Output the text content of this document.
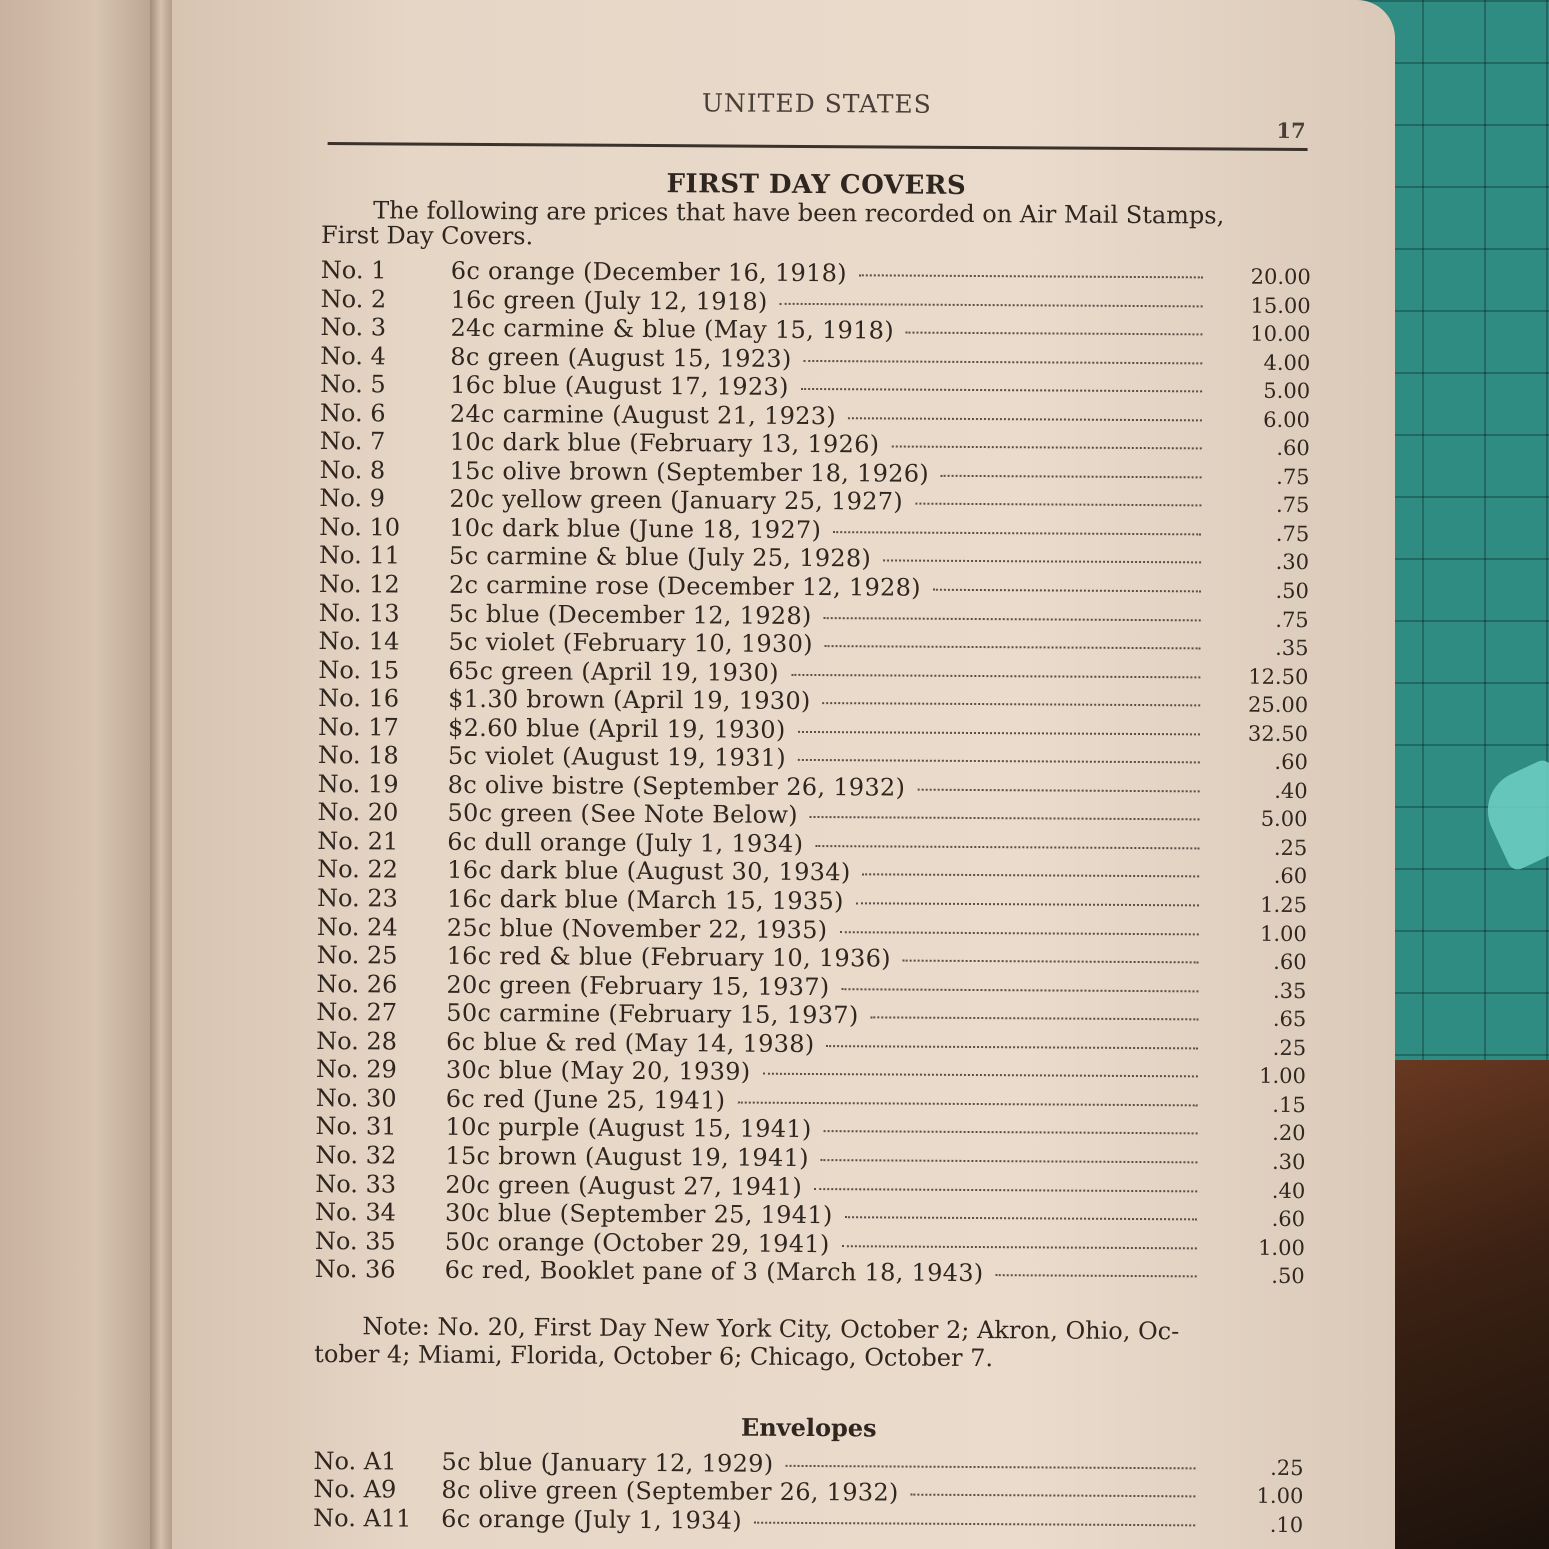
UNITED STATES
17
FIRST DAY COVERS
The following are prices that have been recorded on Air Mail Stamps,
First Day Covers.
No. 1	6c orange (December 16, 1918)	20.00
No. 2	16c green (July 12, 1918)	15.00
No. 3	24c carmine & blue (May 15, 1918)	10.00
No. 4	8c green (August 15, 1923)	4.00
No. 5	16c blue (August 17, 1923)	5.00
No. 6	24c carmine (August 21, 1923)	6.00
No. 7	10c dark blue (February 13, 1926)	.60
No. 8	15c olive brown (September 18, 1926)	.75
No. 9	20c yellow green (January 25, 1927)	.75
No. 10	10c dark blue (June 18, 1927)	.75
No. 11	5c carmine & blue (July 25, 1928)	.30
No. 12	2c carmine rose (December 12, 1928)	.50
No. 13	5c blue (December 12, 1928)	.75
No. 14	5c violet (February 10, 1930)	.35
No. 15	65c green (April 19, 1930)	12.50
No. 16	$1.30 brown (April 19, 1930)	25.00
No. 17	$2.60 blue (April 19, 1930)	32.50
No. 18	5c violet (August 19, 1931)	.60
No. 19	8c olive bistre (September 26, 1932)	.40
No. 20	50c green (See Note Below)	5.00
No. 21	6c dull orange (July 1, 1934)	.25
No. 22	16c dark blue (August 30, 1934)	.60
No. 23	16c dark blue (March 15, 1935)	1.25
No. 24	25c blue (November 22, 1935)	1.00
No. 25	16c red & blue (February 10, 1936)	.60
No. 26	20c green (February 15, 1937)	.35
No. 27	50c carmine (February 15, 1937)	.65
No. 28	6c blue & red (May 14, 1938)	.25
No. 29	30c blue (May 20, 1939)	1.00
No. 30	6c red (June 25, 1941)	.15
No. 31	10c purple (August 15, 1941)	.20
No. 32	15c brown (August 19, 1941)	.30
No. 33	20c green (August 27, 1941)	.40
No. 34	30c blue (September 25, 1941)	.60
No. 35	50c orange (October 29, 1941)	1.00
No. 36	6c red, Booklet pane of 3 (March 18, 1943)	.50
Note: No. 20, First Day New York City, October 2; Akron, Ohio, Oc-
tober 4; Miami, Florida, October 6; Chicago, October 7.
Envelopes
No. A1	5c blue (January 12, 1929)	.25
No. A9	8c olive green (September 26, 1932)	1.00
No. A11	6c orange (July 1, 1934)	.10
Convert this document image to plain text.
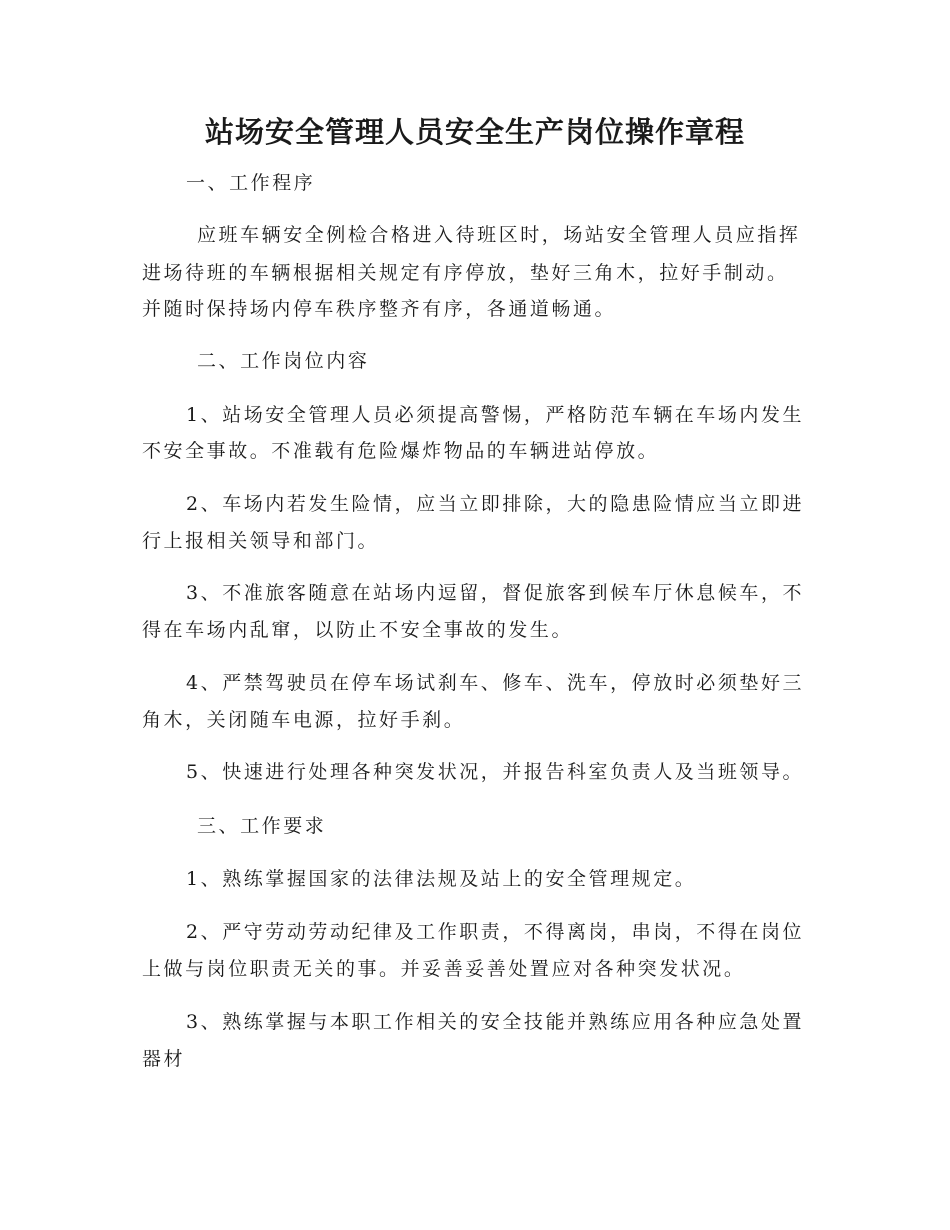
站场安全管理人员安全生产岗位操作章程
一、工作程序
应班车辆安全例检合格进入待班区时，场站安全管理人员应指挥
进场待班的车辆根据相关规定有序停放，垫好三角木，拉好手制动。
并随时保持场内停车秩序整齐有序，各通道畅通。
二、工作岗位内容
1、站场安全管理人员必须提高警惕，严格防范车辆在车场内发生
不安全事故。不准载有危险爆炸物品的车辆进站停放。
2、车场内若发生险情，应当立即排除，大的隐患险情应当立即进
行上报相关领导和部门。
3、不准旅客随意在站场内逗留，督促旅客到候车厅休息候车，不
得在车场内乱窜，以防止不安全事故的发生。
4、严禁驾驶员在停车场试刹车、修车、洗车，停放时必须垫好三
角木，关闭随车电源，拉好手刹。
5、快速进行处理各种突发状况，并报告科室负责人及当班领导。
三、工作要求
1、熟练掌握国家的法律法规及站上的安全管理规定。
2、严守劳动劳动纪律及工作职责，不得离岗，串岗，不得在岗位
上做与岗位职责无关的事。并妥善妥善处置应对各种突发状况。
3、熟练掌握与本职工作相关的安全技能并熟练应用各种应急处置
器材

-=-=-

**Task statement**
Return from the data every line that holds "September".

**Response**
No. 8	15c olive brown (September 18, 1926)	.75
No. 19	8c olive bistre (September 26, 1932)	.40
No. 34	30c blue (September 25, 1941)	.60
No. A9	8c olive green (September 26, 1932)	1.00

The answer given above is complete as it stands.